— BEGIN Record list —

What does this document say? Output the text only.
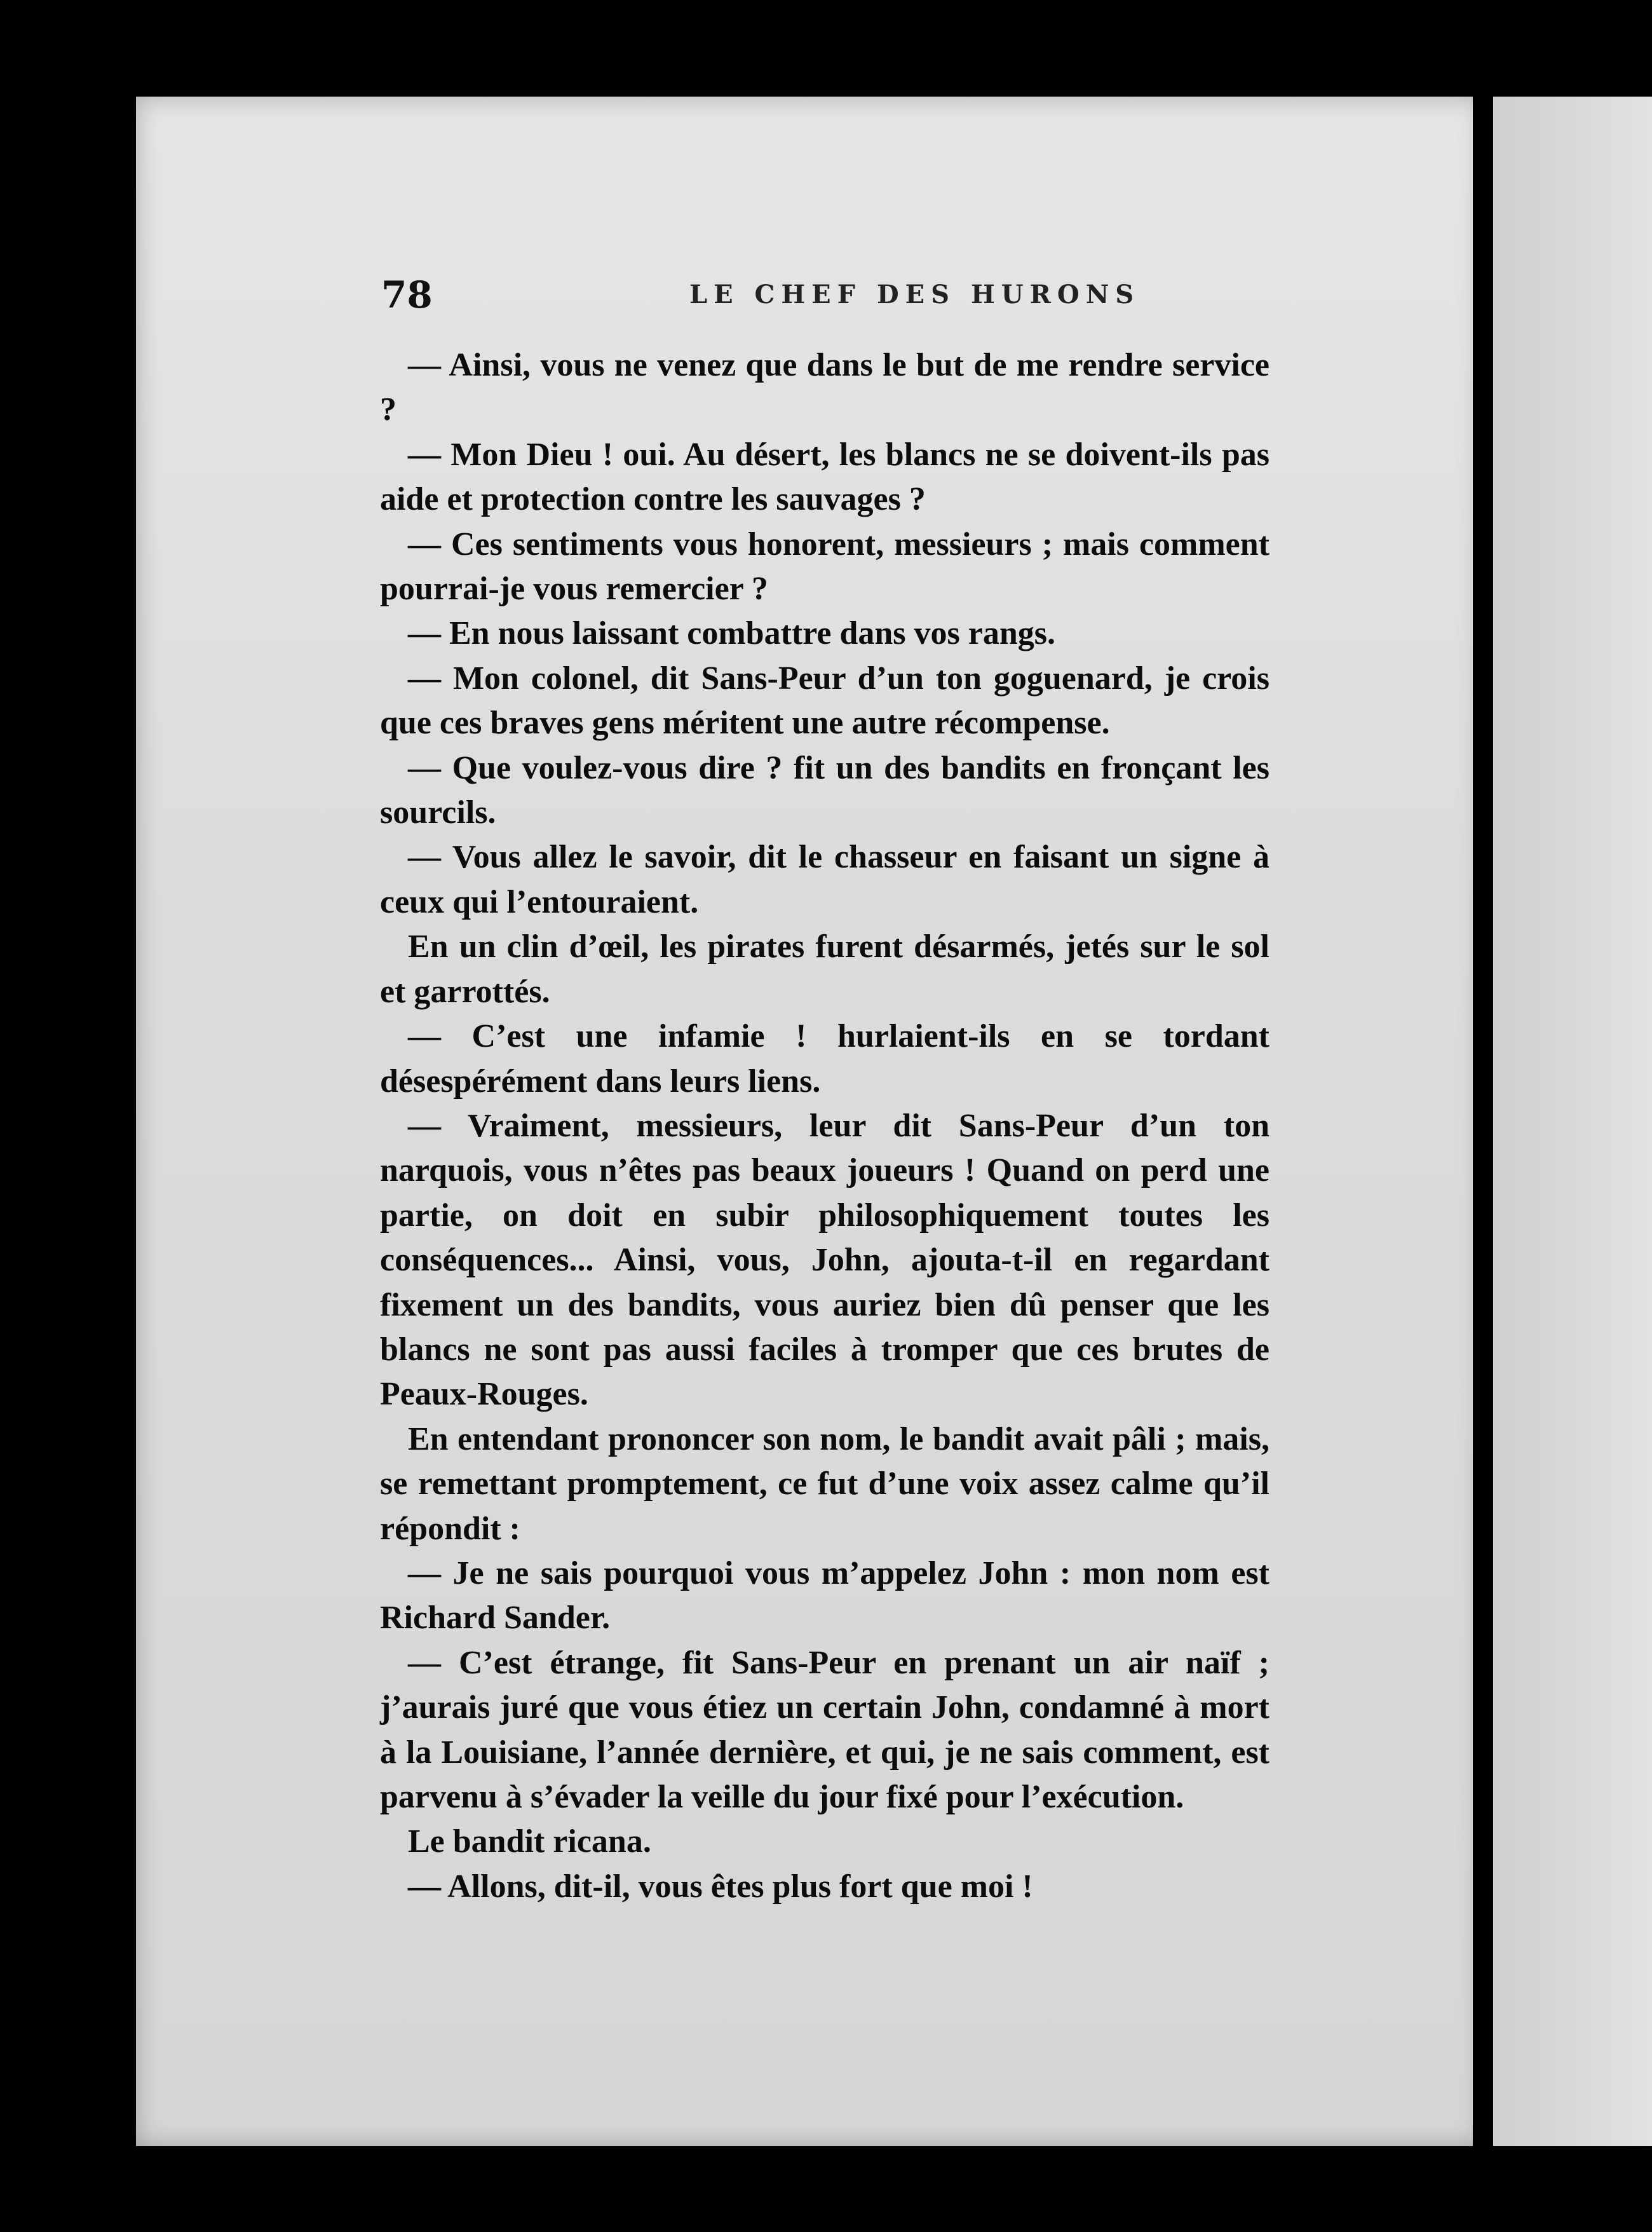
78	LE CHEF DES HURONS

— Ainsi, vous ne venez que dans le but de me rendre service ?

— Mon Dieu ! oui. Au désert, les blancs ne se doivent-ils pas aide et protection contre les sauvages ?

— Ces sentiments vous honorent, messieurs ; mais comment pourrai-je vous remercier ?

— En nous laissant combattre dans vos rangs.

— Mon colonel, dit Sans-Peur d’un ton goguenard, je crois que ces braves gens méritent une autre récompense.

— Que voulez-vous dire ? fit un des bandits en fronçant les sourcils.

— Vous allez le savoir, dit le chasseur en faisant un signe à ceux qui l’entouraient.

En un clin d’œil, les pirates furent désarmés, jetés sur le sol et garrottés.

— C’est une infamie ! hurlaient-ils en se tordant désespérément dans leurs liens.

— Vraiment, messieurs, leur dit Sans-Peur d’un ton narquois, vous n’êtes pas beaux joueurs ! Quand on perd une partie, on doit en subir philosophiquement toutes les conséquences... Ainsi, vous, John, ajouta-t-il en regardant fixement un des bandits, vous auriez bien dû penser que les blancs ne sont pas aussi faciles à tromper que ces brutes de Peaux-Rouges.

En entendant prononcer son nom, le bandit avait pâli ; mais, se remettant promptement, ce fut d’une voix assez calme qu’il répondit :

— Je ne sais pourquoi vous m’appelez John : mon nom est Richard Sander.

— C’est étrange, fit Sans-Peur en prenant un air naïf ; j’aurais juré que vous étiez un certain John, condamné à mort à la Louisiane, l’année dernière, et qui, je ne sais comment, est parvenu à s’évader la veille du jour fixé pour l’exécution.

Le bandit ricana.

— Allons, dit-il, vous êtes plus fort que moi !
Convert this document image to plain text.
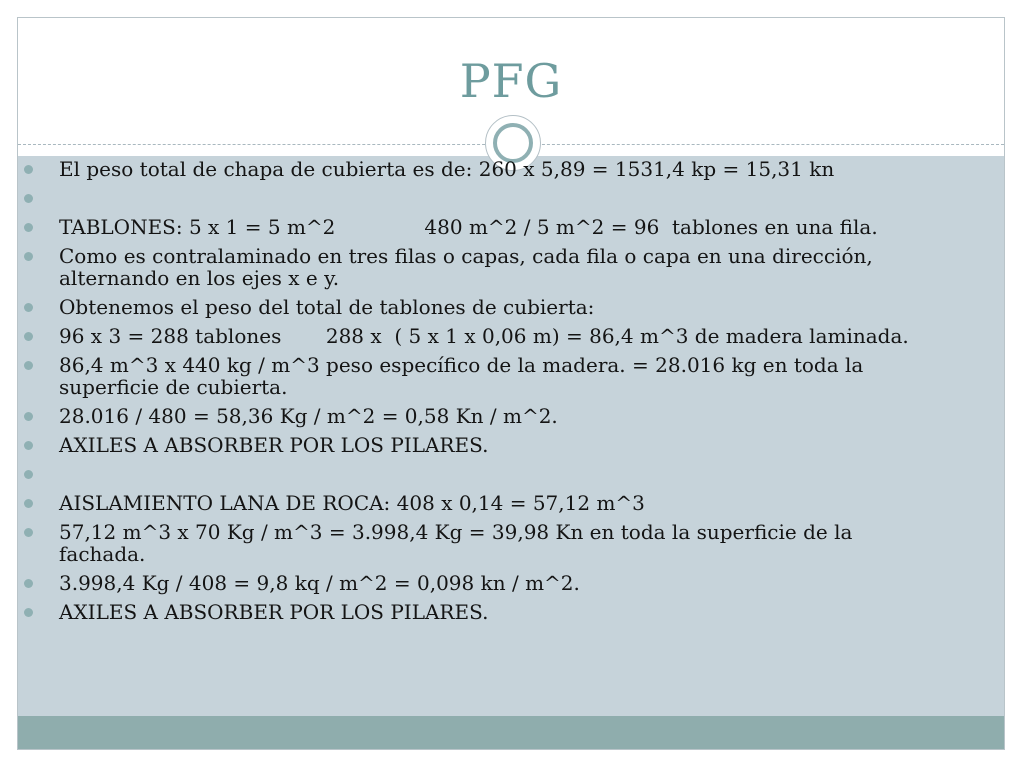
PFG
El peso total de chapa de cubierta es de: 260 x 5,89 = 1531,4 kp = 15,31 kn
TABLONES: 5 x 1 = 5 m^2              480 m^2 / 5 m^2 = 96  tablones en una fila.
Como es contralaminado en tres filas o capas, cada fila o capa en una dirección, alternando en los ejes x e y.
Obtenemos el peso del total de tablones de cubierta:
96 x 3 = 288 tablones       288 x  ( 5 x 1 x 0,06 m) = 86,4 m^3 de madera laminada.
86,4 m^3 x 440 kg / m^3 peso específico de la madera. = 28.016 kg en toda la superficie de cubierta.
28.016 / 480 = 58,36 Kg / m^2 = 0,58 Kn / m^2.
AXILES A ABSORBER POR LOS PILARES.
AISLAMIENTO LANA DE ROCA: 408 x 0,14 = 57,12 m^3
57,12 m^3 x 70 Kg / m^3 = 3.998,4 Kg = 39,98 Kn en toda la superficie de la fachada.
3.998,4 Kg / 408 = 9,8 kq / m^2 = 0,098 kn / m^2.
AXILES A ABSORBER POR LOS PILARES.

— END Record list —

Your job is to transcribe the entries above exactly; skip the pictures.

Correct response:
What does this document say? Output the text only.
78	LE CHEF DES HURONS

— Ainsi, vous ne venez que dans le but de me rendre service ?

— Mon Dieu ! oui. Au désert, les blancs ne se doivent-ils pas aide et protection contre les sauvages ?

— Ces sentiments vous honorent, messieurs ; mais comment pourrai-je vous remercier ?

— En nous laissant combattre dans vos rangs.

— Mon colonel, dit Sans-Peur d’un ton goguenard, je crois que ces braves gens méritent une autre récompense.

— Que voulez-vous dire ? fit un des bandits en fronçant les sourcils.

— Vous allez le savoir, dit le chasseur en faisant un signe à ceux qui l’entouraient.

En un clin d’œil, les pirates furent désarmés, jetés sur le sol et garrottés.

— C’est une infamie ! hurlaient-ils en se tordant désespérément dans leurs liens.

— Vraiment, messieurs, leur dit Sans-Peur d’un ton narquois, vous n’êtes pas beaux joueurs ! Quand on perd une partie, on doit en subir philosophiquement toutes les conséquences... Ainsi, vous, John, ajouta-t-il en regardant fixement un des bandits, vous auriez bien dû penser que les blancs ne sont pas aussi faciles à tromper que ces brutes de Peaux-Rouges.

En entendant prononcer son nom, le bandit avait pâli ; mais, se remettant promptement, ce fut d’une voix assez calme qu’il répondit :

— Je ne sais pourquoi vous m’appelez John : mon nom est Richard Sander.

— C’est étrange, fit Sans-Peur en prenant un air naïf ; j’aurais juré que vous étiez un certain John, condamné à mort à la Louisiane, l’année dernière, et qui, je ne sais comment, est parvenu à s’évader la veille du jour fixé pour l’exécution.

Le bandit ricana.

— Allons, dit-il, vous êtes plus fort que moi !
Convert this document image to plain text.
PFG
El peso total de chapa de cubierta es de: 260 x 5,89 = 1531,4 kp = 15,31 kn
TABLONES: 5 x 1 = 5 m^2              480 m^2 / 5 m^2 = 96  tablones en una fila.
Como es contralaminado en tres filas o capas, cada fila o capa en una dirección, alternando en los ejes x e y.
Obtenemos el peso del total de tablones de cubierta:
96 x 3 = 288 tablones       288 x  ( 5 x 1 x 0,06 m) = 86,4 m^3 de madera laminada.
86,4 m^3 x 440 kg / m^3 peso específico de la madera. = 28.016 kg en toda la superficie de cubierta.
28.016 / 480 = 58,36 Kg / m^2 = 0,58 Kn / m^2.
AXILES A ABSORBER POR LOS PILARES.
AISLAMIENTO LANA DE ROCA: 408 x 0,14 = 57,12 m^3
57,12 m^3 x 70 Kg / m^3 = 3.998,4 Kg = 39,98 Kn en toda la superficie de la fachada.
3.998,4 Kg / 408 = 9,8 kq / m^2 = 0,098 kn / m^2.
AXILES A ABSORBER POR LOS PILARES.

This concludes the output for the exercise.